# WORK INSTRUCTIONS
Some lines in the records below may hold the word "atbildes"; give the number of those lines and nothing else.

(Data records)

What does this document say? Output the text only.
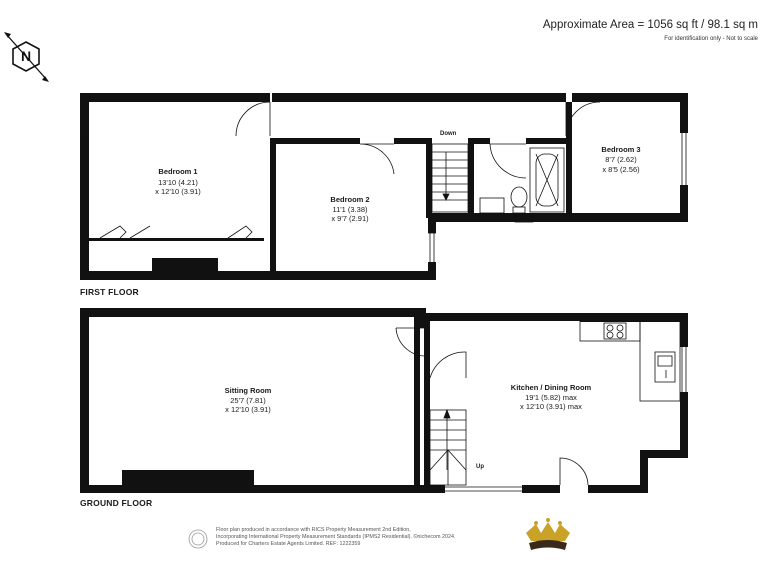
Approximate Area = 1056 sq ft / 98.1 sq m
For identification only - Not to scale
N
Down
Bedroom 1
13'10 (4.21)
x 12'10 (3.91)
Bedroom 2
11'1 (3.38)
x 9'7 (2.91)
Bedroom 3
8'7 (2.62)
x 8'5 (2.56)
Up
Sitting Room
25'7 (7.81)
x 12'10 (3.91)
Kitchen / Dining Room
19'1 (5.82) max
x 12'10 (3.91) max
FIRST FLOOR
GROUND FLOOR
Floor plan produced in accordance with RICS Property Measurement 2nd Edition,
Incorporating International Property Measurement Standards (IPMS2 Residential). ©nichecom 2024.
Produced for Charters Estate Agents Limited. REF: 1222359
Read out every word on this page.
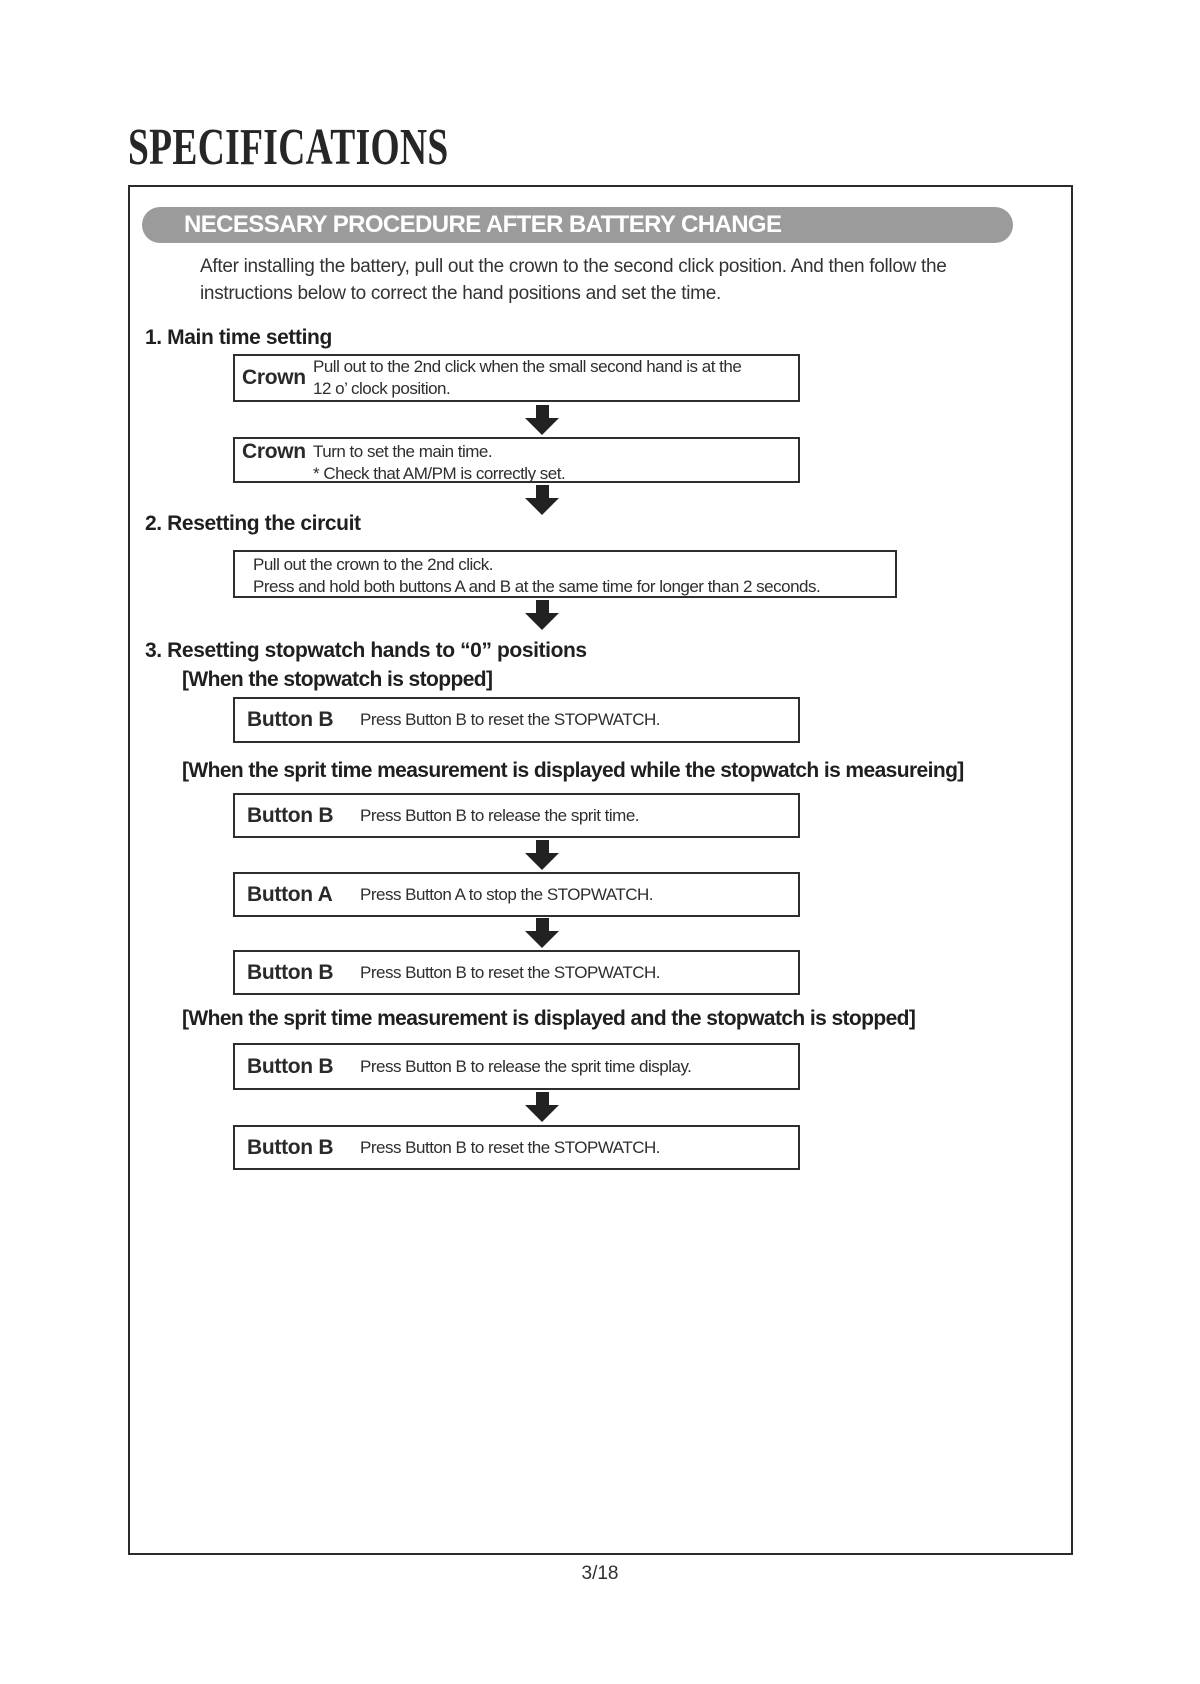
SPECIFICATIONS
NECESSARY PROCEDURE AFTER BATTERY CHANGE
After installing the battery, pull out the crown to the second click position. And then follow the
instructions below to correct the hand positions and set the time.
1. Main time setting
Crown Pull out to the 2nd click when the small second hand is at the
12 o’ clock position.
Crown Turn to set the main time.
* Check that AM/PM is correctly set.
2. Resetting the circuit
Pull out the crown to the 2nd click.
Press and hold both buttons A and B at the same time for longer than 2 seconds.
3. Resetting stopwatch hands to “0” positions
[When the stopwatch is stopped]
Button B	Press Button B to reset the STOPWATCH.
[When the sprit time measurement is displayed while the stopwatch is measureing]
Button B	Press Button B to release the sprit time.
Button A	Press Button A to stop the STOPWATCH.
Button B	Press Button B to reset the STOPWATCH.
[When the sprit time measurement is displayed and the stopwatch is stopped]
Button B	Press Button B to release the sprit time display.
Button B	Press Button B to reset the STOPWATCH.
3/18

* * *

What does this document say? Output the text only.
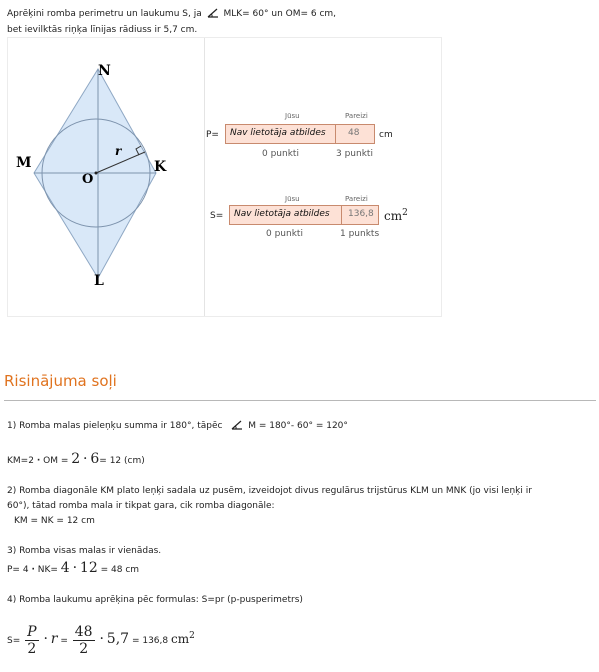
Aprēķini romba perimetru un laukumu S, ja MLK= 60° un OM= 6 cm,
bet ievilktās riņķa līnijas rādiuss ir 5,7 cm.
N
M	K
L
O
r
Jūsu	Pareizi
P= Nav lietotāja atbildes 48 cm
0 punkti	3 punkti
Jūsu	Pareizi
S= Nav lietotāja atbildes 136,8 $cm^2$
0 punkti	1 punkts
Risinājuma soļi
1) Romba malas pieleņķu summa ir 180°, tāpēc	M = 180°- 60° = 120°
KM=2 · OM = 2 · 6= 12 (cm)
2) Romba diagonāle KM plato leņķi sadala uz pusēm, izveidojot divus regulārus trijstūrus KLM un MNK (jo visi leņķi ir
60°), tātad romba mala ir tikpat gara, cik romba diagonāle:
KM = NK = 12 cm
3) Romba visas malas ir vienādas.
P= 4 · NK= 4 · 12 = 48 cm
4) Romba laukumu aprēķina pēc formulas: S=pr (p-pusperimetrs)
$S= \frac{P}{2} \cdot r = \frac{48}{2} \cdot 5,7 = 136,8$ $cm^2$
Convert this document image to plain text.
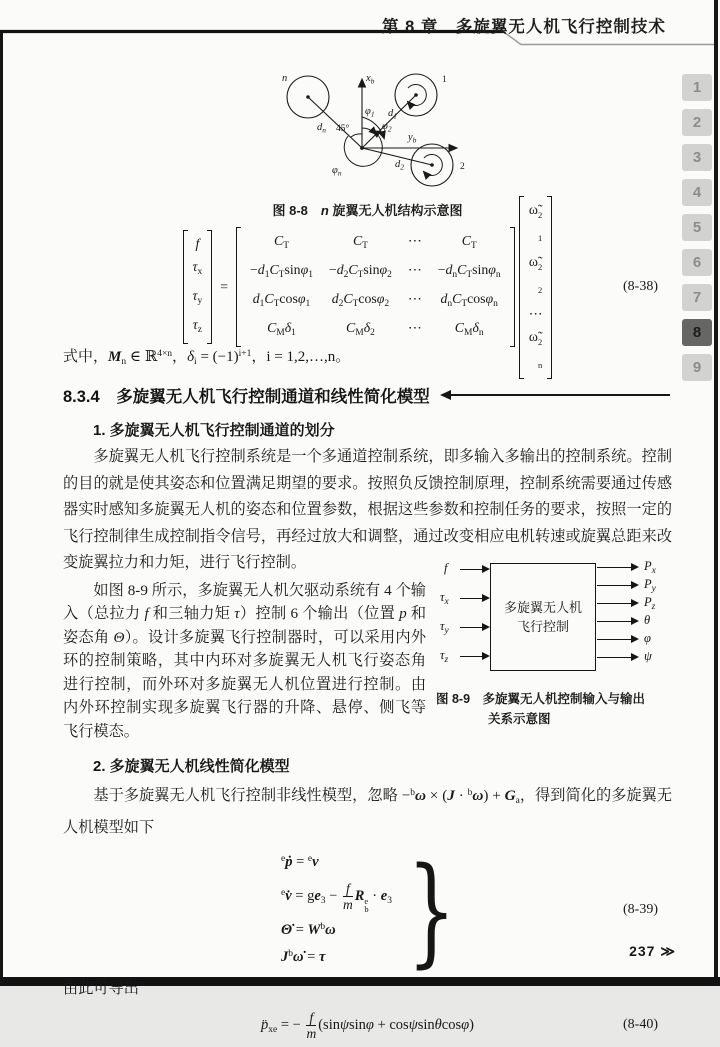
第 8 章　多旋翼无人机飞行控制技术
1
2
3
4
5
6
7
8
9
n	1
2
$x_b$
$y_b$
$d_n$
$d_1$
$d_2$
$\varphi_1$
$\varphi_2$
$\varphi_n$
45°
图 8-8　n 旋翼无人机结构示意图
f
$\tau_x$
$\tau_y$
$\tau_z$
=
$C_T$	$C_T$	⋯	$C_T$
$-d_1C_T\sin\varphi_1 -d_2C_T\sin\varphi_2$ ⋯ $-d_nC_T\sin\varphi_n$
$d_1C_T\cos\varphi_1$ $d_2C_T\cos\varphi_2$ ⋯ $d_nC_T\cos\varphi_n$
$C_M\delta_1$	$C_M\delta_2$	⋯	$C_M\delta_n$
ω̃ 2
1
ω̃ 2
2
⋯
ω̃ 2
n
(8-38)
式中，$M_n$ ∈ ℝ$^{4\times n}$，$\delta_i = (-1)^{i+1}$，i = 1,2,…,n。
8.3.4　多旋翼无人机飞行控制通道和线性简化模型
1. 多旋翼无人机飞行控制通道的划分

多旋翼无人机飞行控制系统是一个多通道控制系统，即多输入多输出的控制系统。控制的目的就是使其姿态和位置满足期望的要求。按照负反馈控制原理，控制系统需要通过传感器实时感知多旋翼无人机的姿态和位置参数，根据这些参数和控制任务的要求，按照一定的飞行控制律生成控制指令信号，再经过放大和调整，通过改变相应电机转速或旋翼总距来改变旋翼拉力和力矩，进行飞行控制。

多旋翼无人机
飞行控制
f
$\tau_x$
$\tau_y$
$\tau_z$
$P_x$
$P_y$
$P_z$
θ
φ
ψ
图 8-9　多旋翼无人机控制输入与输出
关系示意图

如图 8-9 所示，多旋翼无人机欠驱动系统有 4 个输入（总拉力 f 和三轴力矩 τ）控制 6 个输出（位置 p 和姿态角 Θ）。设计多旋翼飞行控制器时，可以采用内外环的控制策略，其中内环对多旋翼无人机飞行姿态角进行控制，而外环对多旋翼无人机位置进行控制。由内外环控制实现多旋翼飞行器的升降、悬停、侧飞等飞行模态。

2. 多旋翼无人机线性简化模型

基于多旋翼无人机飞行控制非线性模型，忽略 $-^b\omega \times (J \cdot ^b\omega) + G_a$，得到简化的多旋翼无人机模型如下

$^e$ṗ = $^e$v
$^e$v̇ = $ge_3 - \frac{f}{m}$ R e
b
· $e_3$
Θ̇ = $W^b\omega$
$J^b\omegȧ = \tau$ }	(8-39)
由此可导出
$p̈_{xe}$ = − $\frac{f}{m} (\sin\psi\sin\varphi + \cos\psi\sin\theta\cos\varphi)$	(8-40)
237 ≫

# ANSWER TO THE TASK
2